Find the lines that hold the word "Елена" and return them.
--- START OF Input rows ---
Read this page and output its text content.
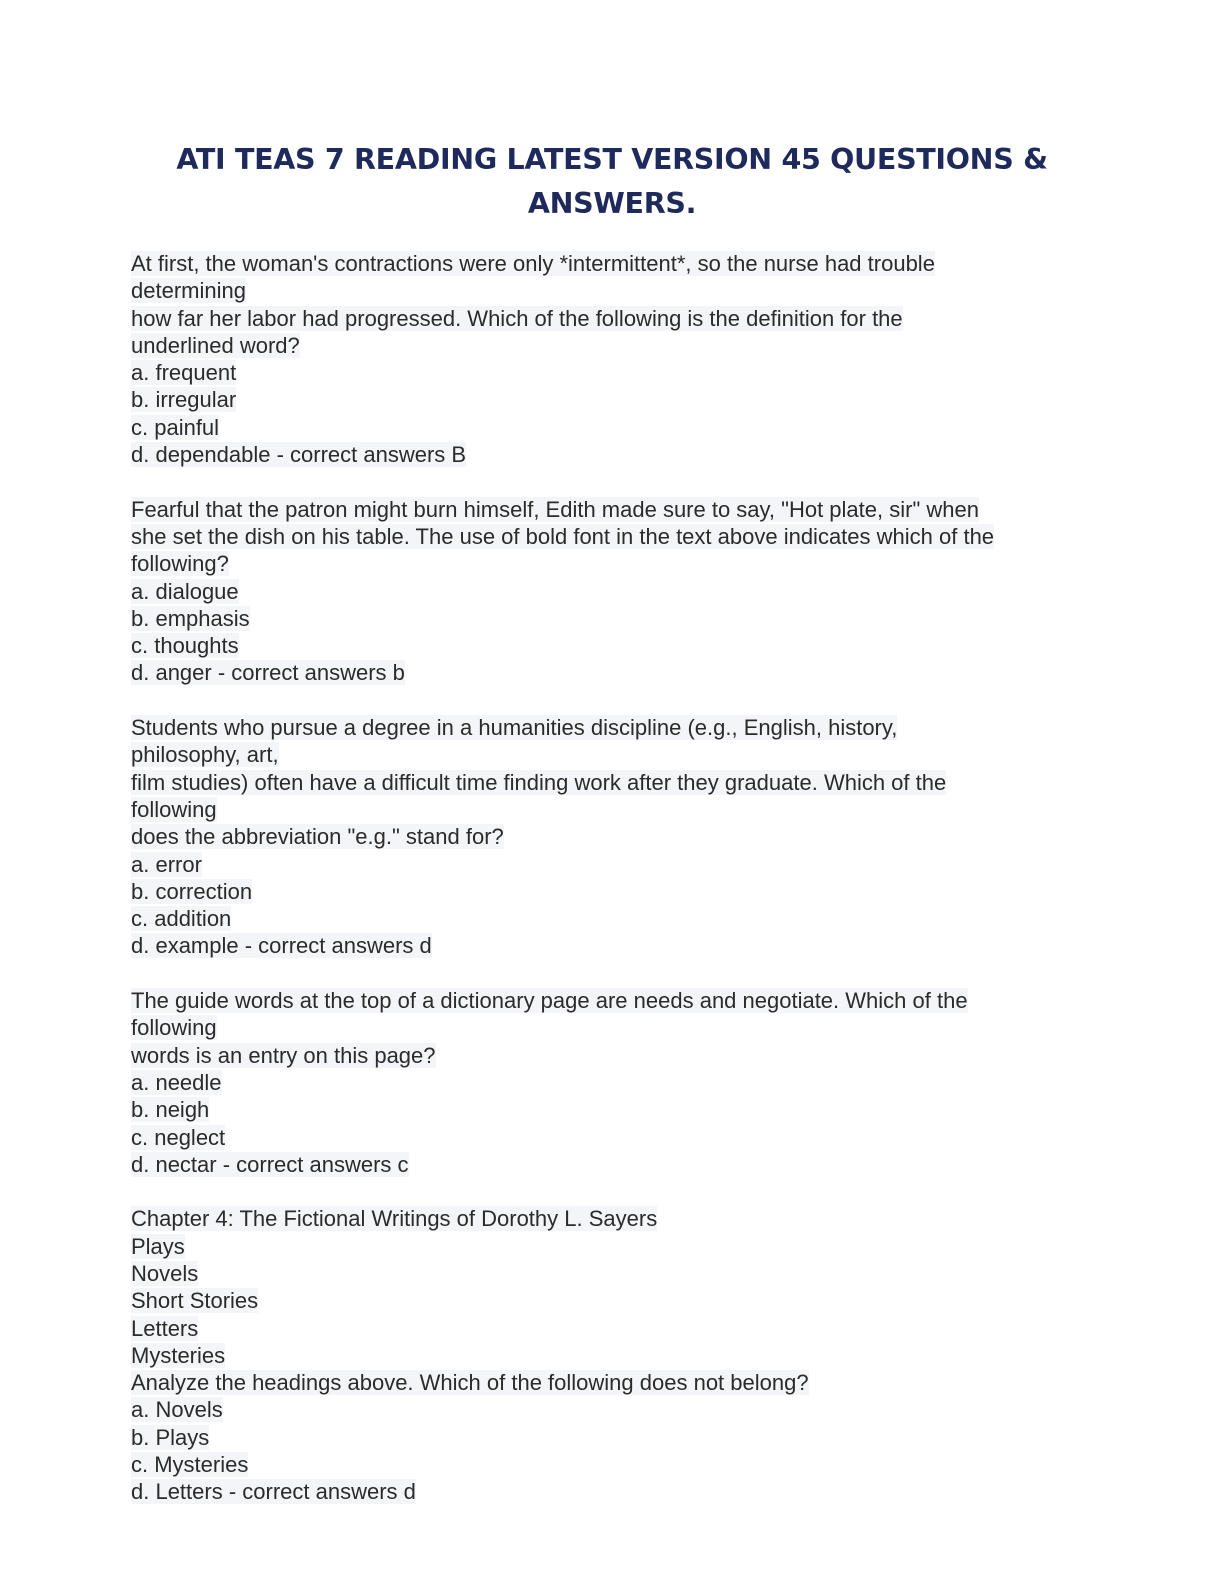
ATI TEAS 7 READING LATEST VERSION 45 QUESTIONS & ANSWERS.
At first, the woman's contractions were only *intermittent*, so the nurse had trouble
determining
how far her labor had progressed. Which of the following is the definition for the
underlined word?
a. frequent
b. irregular
c. painful
d. dependable - correct answers B
Fearful that the patron might burn himself, Edith made sure to say, "Hot plate, sir" when
she set the dish on his table. The use of bold font in the text above indicates which of the
following?
a. dialogue
b. emphasis
c. thoughts
d. anger - correct answers b
Students who pursue a degree in a humanities discipline (e.g., English, history,
philosophy, art,
film studies) often have a difficult time finding work after they graduate. Which of the
following
does the abbreviation "e.g." stand for?
a. error
b. correction
c. addition
d. example - correct answers d
The guide words at the top of a dictionary page are needs and negotiate. Which of the
following
words is an entry on this page?
a. needle
b. neigh
c. neglect
d. nectar - correct answers c
Chapter 4: The Fictional Writings of Dorothy L. Sayers
Plays
Novels
Short Stories
Letters
Mysteries
Analyze the headings above. Which of the following does not belong?
a. Novels
b. Plays
c. Mysteries
d. Letters - correct answers d
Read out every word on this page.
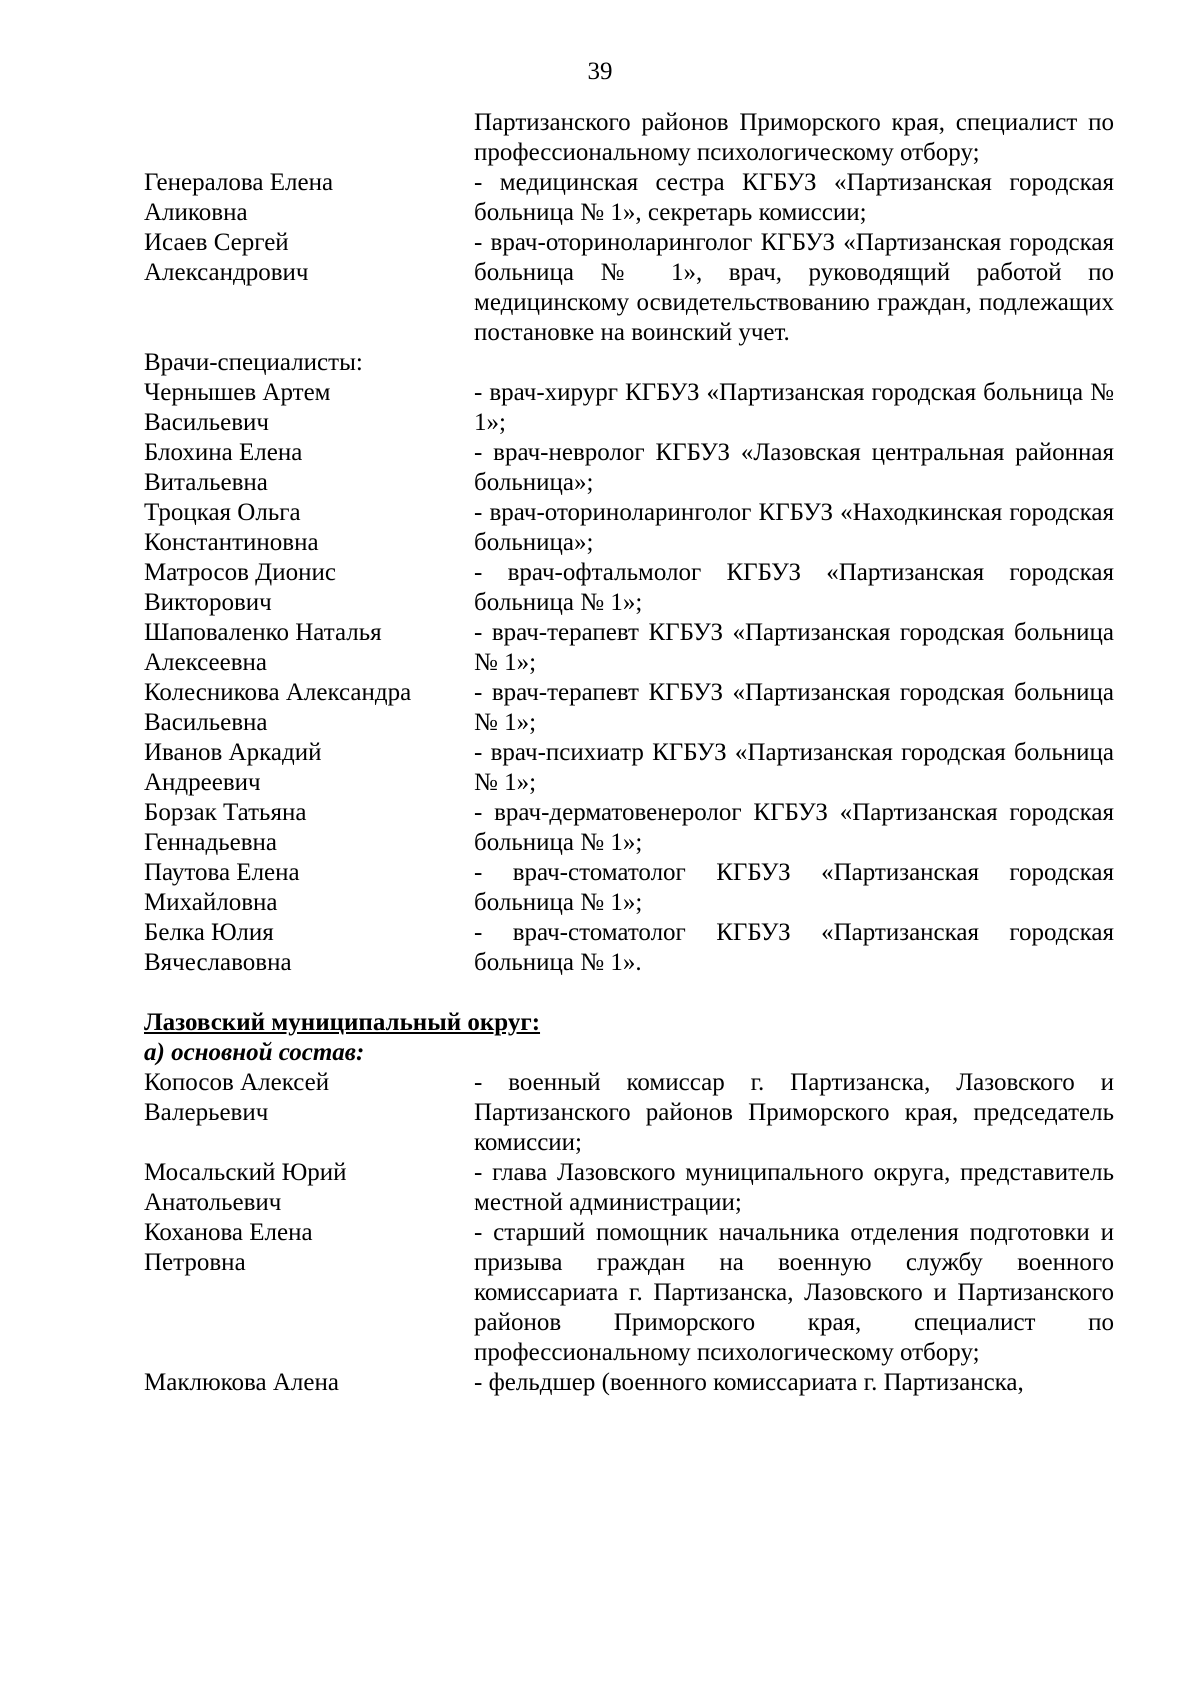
39
Партизанского районов Приморского края, специалист по профессиональному психологическому отбору;
Генералова Елена
Аликовна
- медицинская сестра КГБУЗ «Партизанская городская больница № 1», секретарь комиссии;
Исаев Сергей
Александрович
- врач-оториноларинголог КГБУЗ «Партизанская городская больница № 1», врач, руководящий работой по медицинскому освидетельствованию граждан, подлежащих постановке на воинский учет.
Врачи-специалисты:
Чернышев Артем
Васильевич
- врач-хирург КГБУЗ «Партизанская городская больница № 1»;
Блохина Елена
Витальевна
- врач-невролог КГБУЗ «Лазовская центральная районная больница»;
Троцкая Ольга
Константиновна
- врач-оториноларинголог КГБУЗ «Находкинская городская больница»;
Матросов Дионис
Викторович
- врач-офтальмолог КГБУЗ «Партизанская городская больница № 1»;
Шаповаленко Наталья
Алексеевна
- врач-терапевт КГБУЗ «Партизанская городская больница № 1»;
Колесникова Александра
Васильевна
- врач-терапевт КГБУЗ «Партизанская городская больница № 1»;
Иванов Аркадий
Андреевич
- врач-психиатр КГБУЗ «Партизанская городская больница № 1»;
Борзак Татьяна
Геннадьевна
- врач-дерматовенеролог КГБУЗ «Партизанская городская больница № 1»;
Паутова Елена
Михайловна
- врач-стоматолог КГБУЗ «Партизанская городская больница № 1»;
Белка Юлия
Вячеславовна
- врач-стоматолог КГБУЗ «Партизанская городская больница № 1».
Лазовский муниципальный округ:
а) основной состав:
Копосов Алексей
Валерьевич
- военный комиссар г. Партизанска, Лазовского и Партизанского районов Приморского края, председатель комиссии;
Мосальский Юрий
Анатольевич
- глава Лазовского муниципального округа, представитель местной администрации;
Коханова Елена
Петровна
- старший помощник начальника отделения подготовки и призыва граждан на военную службу военного комиссариата г. Партизанска, Лазовского и Партизанского районов Приморского края, специалист по профессиональному психологическому отбору;
Маклюкова Алена	- фельдшер (военного комиссариата г. Партизанска,
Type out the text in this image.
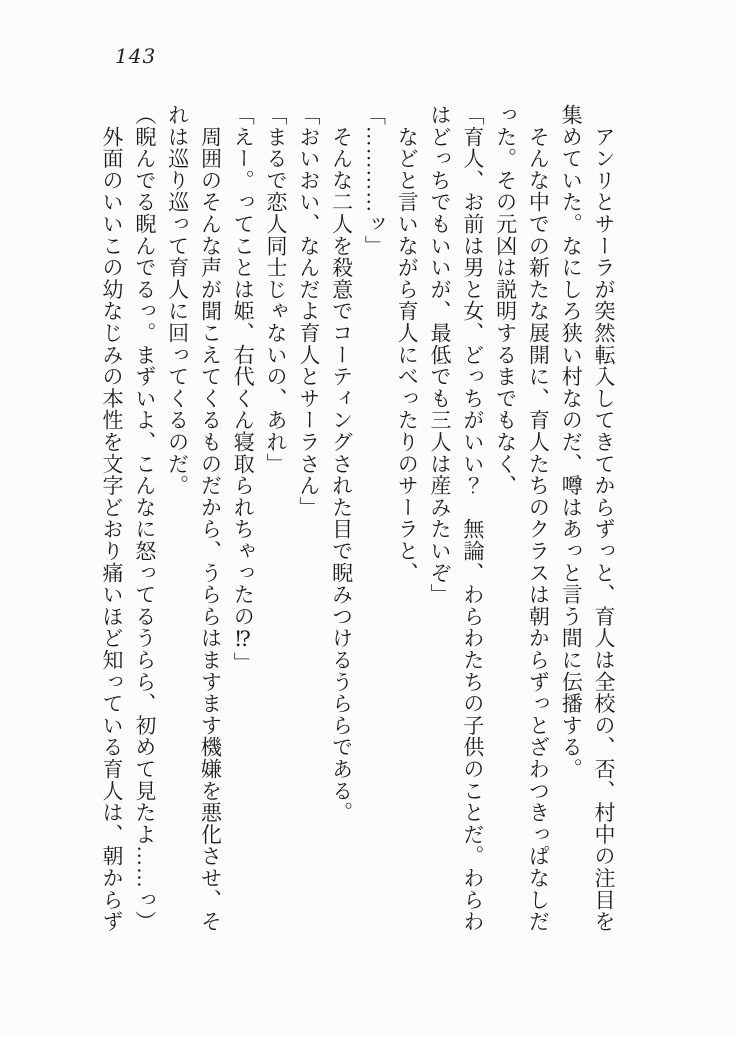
143

　アンリとサーラが突然転入してきてからずっと、育人は全校の、否、村中の注目を集めていた。なにしろ狭い村なのだ、噂はあっと言う間に伝播する。

　そんな中での新たな展開に、育人たちのクラスは朝からずっとざわつきっぱなしだった。その元凶は説明するまでもなく、

「育人、お前は男と女、どっちがいい？　無論、わらわたちの子供のことだ。わらわはどっちでもいいが、最低でも三人は産みたいぞ」

　などと言いながら育人にべったりのサーラと、

「…………ッ」

　そんな二人を殺意でコーティングされた目で睨みつけるうららである。

「おいおい、なんだよ育人とサーラさん」

「まるで恋人同士じゃないの、あれ」

「えー。ってことは姫、右代くん寝取られちゃったの⁉」

　周囲のそんな声が聞こえてくるものだから、うららはますます機嫌を悪化させ、それは巡り巡って育人に回ってくるのだ。

（睨んでる睨んでるっ。まずいよ、こんなに怒ってるうらら、初めて見たよ……っ）

　外面のいいこの幼なじみの本性を文字どおり痛いほど知っている育人は、朝からず
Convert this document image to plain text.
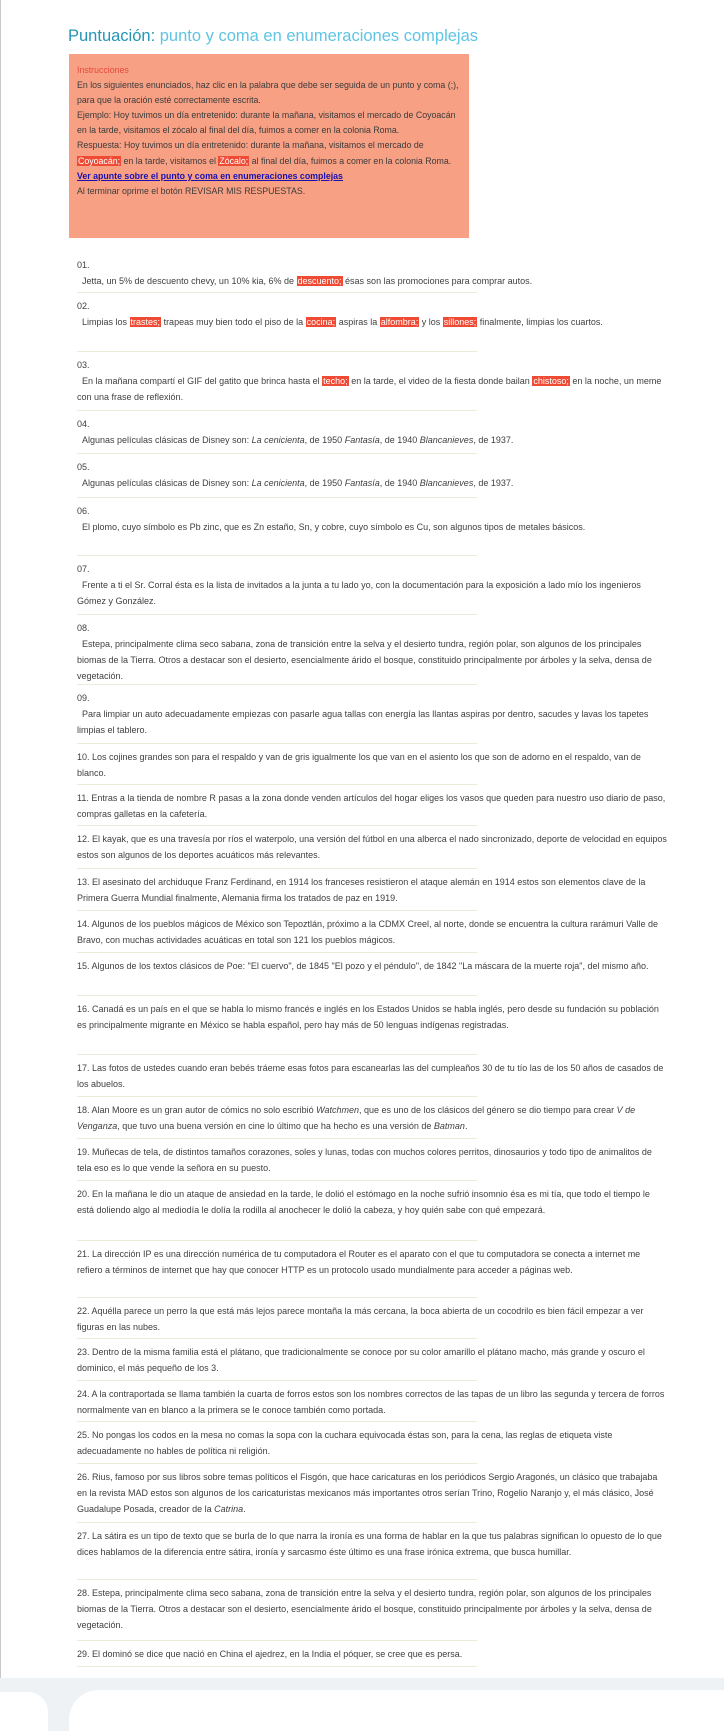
Puntuación: punto y coma en enumeraciones complejas

Instrucciones

En los siguientes enunciados, haz clic en la palabra que debe ser seguida de un punto y coma (;), para que la oración esté correctamente escrita.

Ejemplo: Hoy tuvimos un día entretenido: durante la mañana, visitamos el mercado de Coyoacán en la tarde, visitamos el zócalo al final del día, fuimos a comer en la colonia Roma.

Respuesta: Hoy tuvimos un día entretenido: durante la mañana, visitamos el mercado de Coyoacán; en la tarde, visitamos el Zócalo; al final del día, fuimos a comer en la colonia Roma.

Ver apunte sobre el punto y coma en enumeraciones complejas

Al terminar oprime el botón REVISAR MIS RESPUESTAS.

01.
Jetta, un 5% de descuento chevy, un 10% kia, 6% de descuento; ésas son las promociones para comprar autos.
02.
Limpias los trastes; trapeas muy bien todo el piso de la cocina; aspiras la alfombra; y los sillones; finalmente, limpias los cuartos.
03.
En la mañana compartí el GIF del gatito que brinca hasta el techo; en la tarde, el video de la fiesta donde bailan chistoso; en la noche, un meme con una frase de reflexión.
04.
Algunas películas clásicas de Disney son: La cenicienta, de 1950 Fantasía, de 1940 Blancanieves, de 1937.
05.
Algunas películas clásicas de Disney son: La cenicienta, de 1950 Fantasía, de 1940 Blancanieves, de 1937.
06.
El plomo, cuyo símbolo es Pb zinc, que es Zn estaño, Sn, y cobre, cuyo símbolo es Cu, son algunos tipos de metales básicos.
07.
Frente a ti el Sr. Corral ésta es la lista de invitados a la junta a tu lado yo, con la documentación para la exposición a lado mío los ingenieros Gómez y González.
08.
Estepa, principalmente clima seco sabana, zona de transición entre la selva y el desierto tundra, región polar, son algunos de los principales biomas de la Tierra. Otros a destacar son el desierto, esencialmente árido el bosque, constituido principalmente por árboles y la selva, densa de vegetación.
09.
Para limpiar un auto adecuadamente empiezas con pasarle agua tallas con energía las llantas aspiras por dentro, sacudes y lavas los tapetes limpias el tablero.
10. Los cojines grandes son para el respaldo y van de gris igualmente los que van en el asiento los que son de adorno en el respaldo, van de blanco.
11. Entras a la tienda de nombre R pasas a la zona donde venden artículos del hogar eliges los vasos que queden para nuestro uso diario de paso, compras galletas en la cafetería.
12. El kayak, que es una travesía por ríos el waterpolo, una versión del fútbol en una alberca el nado sincronizado, deporte de velocidad en equipos estos son algunos de los deportes acuáticos más relevantes.
13. El asesinato del archiduque Franz Ferdinand, en 1914 los franceses resistieron el ataque alemán en 1914 estos son elementos clave de la Primera Guerra Mundial finalmente, Alemania firma los tratados de paz en 1919.
14. Algunos de los pueblos mágicos de México son Tepoztlán, próximo a la CDMX Creel, al norte, donde se encuentra la cultura rarámuri Valle de Bravo, con muchas actividades acuáticas en total son 121 los pueblos mágicos.
15. Algunos de los textos clásicos de Poe: "El cuervo", de 1845 "El pozo y el péndulo", de 1842 "La máscara de la muerte roja", del mismo año.
16. Canadá es un país en el que se habla lo mismo francés e inglés en los Estados Unidos se habla inglés, pero desde su fundación su población es principalmente migrante en México se habla español, pero hay más de 50 lenguas indígenas registradas.
17. Las fotos de ustedes cuando eran bebés tráeme esas fotos para escanearlas las del cumpleaños 30 de tu tío las de los 50 años de casados de los abuelos.
18. Alan Moore es un gran autor de cómics no solo escribió Watchmen, que es uno de los clásicos del género se dio tiempo para crear V de Venganza, que tuvo una buena versión en cine lo último que ha hecho es una versión de Batman.
19. Muñecas de tela, de distintos tamaños corazones, soles y lunas, todas con muchos colores perritos, dinosaurios y todo tipo de animalitos de tela eso es lo que vende la señora en su puesto.
20. En la mañana le dio un ataque de ansiedad en la tarde, le dolió el estómago en la noche sufrió insomnio ésa es mi tía, que todo el tiempo le está doliendo algo al mediodía le dolía la rodilla al anochecer le dolió la cabeza, y hoy quién sabe con qué empezará.
21. La dirección IP es una dirección numérica de tu computadora el Router es el aparato con el que tu computadora se conecta a internet me refiero a términos de internet que hay que conocer HTTP es un protocolo usado mundialmente para acceder a páginas web.
22. Aquélla parece un perro la que está más lejos parece montaña la más cercana, la boca abierta de un cocodrilo es bien fácil empezar a ver figuras en las nubes.
23. Dentro de la misma familia está el plátano, que tradicionalmente se conoce por su color amarillo el plátano macho, más grande y oscuro el dominico, el más pequeño de los 3.
24. A la contraportada se llama también la cuarta de forros estos son los nombres correctos de las tapas de un libro las segunda y tercera de forros normalmente van en blanco a la primera se le conoce también como portada.
25. No pongas los codos en la mesa no comas la sopa con la cuchara equivocada éstas son, para la cena, las reglas de etiqueta viste adecuadamente no hables de política ni religión.
26. Rius, famoso por sus libros sobre temas políticos el Fisgón, que hace caricaturas en los periódicos Sergio Aragonés, un clásico que trabajaba en la revista MAD estos son algunos de los caricaturistas mexicanos más importantes otros serían Trino, Rogelio Naranjo y, el más clásico, José Guadalupe Posada, creador de la Catrina.
27. La sátira es un tipo de texto que se burla de lo que narra la ironía es una forma de hablar en la que tus palabras significan lo opuesto de lo que dices hablamos de la diferencia entre sátira, ironía y sarcasmo éste último es una frase irónica extrema, que busca humillar.
28. Estepa, principalmente clima seco sabana, zona de transición entre la selva y el desierto tundra, región polar, son algunos de los principales biomas de la Tierra. Otros a destacar son el desierto, esencialmente árido el bosque, constituido principalmente por árboles y la selva, densa de vegetación.
29. El dominó se dice que nació en China el ajedrez, en la India el póquer, se cree que es persa.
--- END OF Input rows ---
▶ _Exercise solution_
Генералова Елена
Блохина Елена
Паутова Елена
Коханова Елена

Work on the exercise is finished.